=== Supplied entries ===
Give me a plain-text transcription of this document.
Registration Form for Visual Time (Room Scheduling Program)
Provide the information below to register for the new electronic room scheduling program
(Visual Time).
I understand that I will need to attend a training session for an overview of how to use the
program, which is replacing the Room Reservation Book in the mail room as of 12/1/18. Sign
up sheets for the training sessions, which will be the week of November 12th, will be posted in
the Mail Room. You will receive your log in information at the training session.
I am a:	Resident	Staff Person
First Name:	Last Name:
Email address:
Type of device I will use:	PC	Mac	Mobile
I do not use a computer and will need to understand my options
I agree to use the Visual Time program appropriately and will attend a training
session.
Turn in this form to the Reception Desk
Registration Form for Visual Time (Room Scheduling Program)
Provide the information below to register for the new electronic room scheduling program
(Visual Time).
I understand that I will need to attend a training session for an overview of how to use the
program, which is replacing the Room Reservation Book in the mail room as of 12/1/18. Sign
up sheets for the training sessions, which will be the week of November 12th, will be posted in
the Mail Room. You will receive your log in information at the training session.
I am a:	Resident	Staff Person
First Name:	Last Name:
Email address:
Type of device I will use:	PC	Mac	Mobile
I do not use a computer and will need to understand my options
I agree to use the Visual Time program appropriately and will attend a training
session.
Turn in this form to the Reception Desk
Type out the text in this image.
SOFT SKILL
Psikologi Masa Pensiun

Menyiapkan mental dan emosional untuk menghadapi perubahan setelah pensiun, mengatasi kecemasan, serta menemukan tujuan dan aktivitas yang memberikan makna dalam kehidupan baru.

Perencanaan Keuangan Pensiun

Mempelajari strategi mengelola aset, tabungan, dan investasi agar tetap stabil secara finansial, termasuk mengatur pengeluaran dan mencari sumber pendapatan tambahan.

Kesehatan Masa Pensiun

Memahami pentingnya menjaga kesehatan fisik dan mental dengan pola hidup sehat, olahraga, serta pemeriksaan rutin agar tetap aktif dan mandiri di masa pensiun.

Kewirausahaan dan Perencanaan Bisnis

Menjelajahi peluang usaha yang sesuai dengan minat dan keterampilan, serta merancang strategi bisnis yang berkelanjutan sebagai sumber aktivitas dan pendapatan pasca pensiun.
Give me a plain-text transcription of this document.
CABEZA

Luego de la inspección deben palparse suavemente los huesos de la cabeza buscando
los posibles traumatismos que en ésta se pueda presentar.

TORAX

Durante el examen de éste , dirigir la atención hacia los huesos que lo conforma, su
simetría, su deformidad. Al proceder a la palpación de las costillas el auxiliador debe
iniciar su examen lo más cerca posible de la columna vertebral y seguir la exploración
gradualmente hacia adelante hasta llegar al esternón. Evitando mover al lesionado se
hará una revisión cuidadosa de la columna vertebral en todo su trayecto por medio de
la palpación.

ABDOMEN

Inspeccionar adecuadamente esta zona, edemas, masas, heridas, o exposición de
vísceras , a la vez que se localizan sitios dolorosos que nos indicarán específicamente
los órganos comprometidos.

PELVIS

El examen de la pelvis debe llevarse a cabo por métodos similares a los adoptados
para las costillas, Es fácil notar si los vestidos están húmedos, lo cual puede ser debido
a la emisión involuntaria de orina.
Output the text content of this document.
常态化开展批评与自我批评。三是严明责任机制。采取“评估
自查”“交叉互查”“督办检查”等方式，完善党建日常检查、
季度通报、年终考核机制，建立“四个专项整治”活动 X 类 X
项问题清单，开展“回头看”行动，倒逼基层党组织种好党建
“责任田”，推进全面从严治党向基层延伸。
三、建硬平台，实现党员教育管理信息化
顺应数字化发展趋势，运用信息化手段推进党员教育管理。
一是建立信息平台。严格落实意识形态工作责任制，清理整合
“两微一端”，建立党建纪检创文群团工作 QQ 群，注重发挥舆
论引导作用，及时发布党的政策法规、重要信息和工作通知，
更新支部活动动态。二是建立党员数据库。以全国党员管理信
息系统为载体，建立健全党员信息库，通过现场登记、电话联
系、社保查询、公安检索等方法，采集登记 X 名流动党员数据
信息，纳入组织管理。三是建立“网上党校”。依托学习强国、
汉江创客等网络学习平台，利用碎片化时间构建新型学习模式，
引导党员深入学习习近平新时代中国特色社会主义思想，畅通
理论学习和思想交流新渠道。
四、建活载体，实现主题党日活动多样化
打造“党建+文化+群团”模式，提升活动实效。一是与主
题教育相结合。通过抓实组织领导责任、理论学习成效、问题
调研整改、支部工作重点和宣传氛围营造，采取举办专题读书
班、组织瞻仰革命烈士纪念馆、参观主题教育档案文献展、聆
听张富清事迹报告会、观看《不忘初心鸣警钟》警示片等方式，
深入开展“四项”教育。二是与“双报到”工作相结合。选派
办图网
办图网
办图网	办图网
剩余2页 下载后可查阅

=== Exercise objective ===
Please reproduce all of the entries exactly as they stand.

=== Solution to this task ===
Give me a plain-text transcription of this document.
Registration Form for Visual Time (Room Scheduling Program)
Provide the information below to register for the new electronic room scheduling program
(Visual Time).
I understand that I will need to attend a training session for an overview of how to use the
program, which is replacing the Room Reservation Book in the mail room as of 12/1/18. Sign
up sheets for the training sessions, which will be the week of November 12th, will be posted in
the Mail Room. You will receive your log in information at the training session.
I am a:	Resident	Staff Person
First Name:	Last Name:
Email address:
Type of device I will use:	PC	Mac	Mobile
I do not use a computer and will need to understand my options
I agree to use the Visual Time program appropriately and will attend a training
session.
Turn in this form to the Reception Desk
Registration Form for Visual Time (Room Scheduling Program)
Provide the information below to register for the new electronic room scheduling program
(Visual Time).
I understand that I will need to attend a training session for an overview of how to use the
program, which is replacing the Room Reservation Book in the mail room as of 12/1/18. Sign
up sheets for the training sessions, which will be the week of November 12th, will be posted in
the Mail Room. You will receive your log in information at the training session.
I am a:	Resident	Staff Person
First Name:	Last Name:
Email address:
Type of device I will use:	PC	Mac	Mobile
I do not use a computer and will need to understand my options
I agree to use the Visual Time program appropriately and will attend a training
session.
Turn in this form to the Reception Desk
Type out the text in this image.
SOFT SKILL
Psikologi Masa Pensiun

Menyiapkan mental dan emosional untuk menghadapi perubahan setelah pensiun, mengatasi kecemasan, serta menemukan tujuan dan aktivitas yang memberikan makna dalam kehidupan baru.

Perencanaan Keuangan Pensiun

Mempelajari strategi mengelola aset, tabungan, dan investasi agar tetap stabil secara finansial, termasuk mengatur pengeluaran dan mencari sumber pendapatan tambahan.

Kesehatan Masa Pensiun

Memahami pentingnya menjaga kesehatan fisik dan mental dengan pola hidup sehat, olahraga, serta pemeriksaan rutin agar tetap aktif dan mandiri di masa pensiun.

Kewirausahaan dan Perencanaan Bisnis

Menjelajahi peluang usaha yang sesuai dengan minat dan keterampilan, serta merancang strategi bisnis yang berkelanjutan sebagai sumber aktivitas dan pendapatan pasca pensiun.
Give me a plain-text transcription of this document.
CABEZA

Luego de la inspección deben palparse suavemente los huesos de la cabeza buscando
los posibles traumatismos que en ésta se pueda presentar.

TORAX

Durante el examen de éste , dirigir la atención hacia los huesos que lo conforma, su
simetría, su deformidad. Al proceder a la palpación de las costillas el auxiliador debe
iniciar su examen lo más cerca posible de la columna vertebral y seguir la exploración
gradualmente hacia adelante hasta llegar al esternón. Evitando mover al lesionado se
hará una revisión cuidadosa de la columna vertebral en todo su trayecto por medio de
la palpación.

ABDOMEN

Inspeccionar adecuadamente esta zona, edemas, masas, heridas, o exposición de
vísceras , a la vez que se localizan sitios dolorosos que nos indicarán específicamente
los órganos comprometidos.

PELVIS

El examen de la pelvis debe llevarse a cabo por métodos similares a los adoptados
para las costillas, Es fácil notar si los vestidos están húmedos, lo cual puede ser debido
a la emisión involuntaria de orina.
Output the text content of this document.
常态化开展批评与自我批评。三是严明责任机制。采取“评估
自查”“交叉互查”“督办检查”等方式，完善党建日常检查、
季度通报、年终考核机制，建立“四个专项整治”活动 X 类 X
项问题清单，开展“回头看”行动，倒逼基层党组织种好党建
“责任田”，推进全面从严治党向基层延伸。
三、建硬平台，实现党员教育管理信息化
顺应数字化发展趋势，运用信息化手段推进党员教育管理。
一是建立信息平台。严格落实意识形态工作责任制，清理整合
“两微一端”，建立党建纪检创文群团工作 QQ 群，注重发挥舆
论引导作用，及时发布党的政策法规、重要信息和工作通知，
更新支部活动动态。二是建立党员数据库。以全国党员管理信
息系统为载体，建立健全党员信息库，通过现场登记、电话联
系、社保查询、公安检索等方法，采集登记 X 名流动党员数据
信息，纳入组织管理。三是建立“网上党校”。依托学习强国、
汉江创客等网络学习平台，利用碎片化时间构建新型学习模式，
引导党员深入学习习近平新时代中国特色社会主义思想，畅通
理论学习和思想交流新渠道。
四、建活载体，实现主题党日活动多样化
打造“党建+文化+群团”模式，提升活动实效。一是与主
题教育相结合。通过抓实组织领导责任、理论学习成效、问题
调研整改、支部工作重点和宣传氛围营造，采取举办专题读书
班、组织瞻仰革命烈士纪念馆、参观主题教育档案文献展、聆
听张富清事迹报告会、观看《不忘初心鸣警钟》警示片等方式，
深入开展“四项”教育。二是与“双报到”工作相结合。选派
办图网
办图网
办图网	办图网
剩余2页 下载后可查阅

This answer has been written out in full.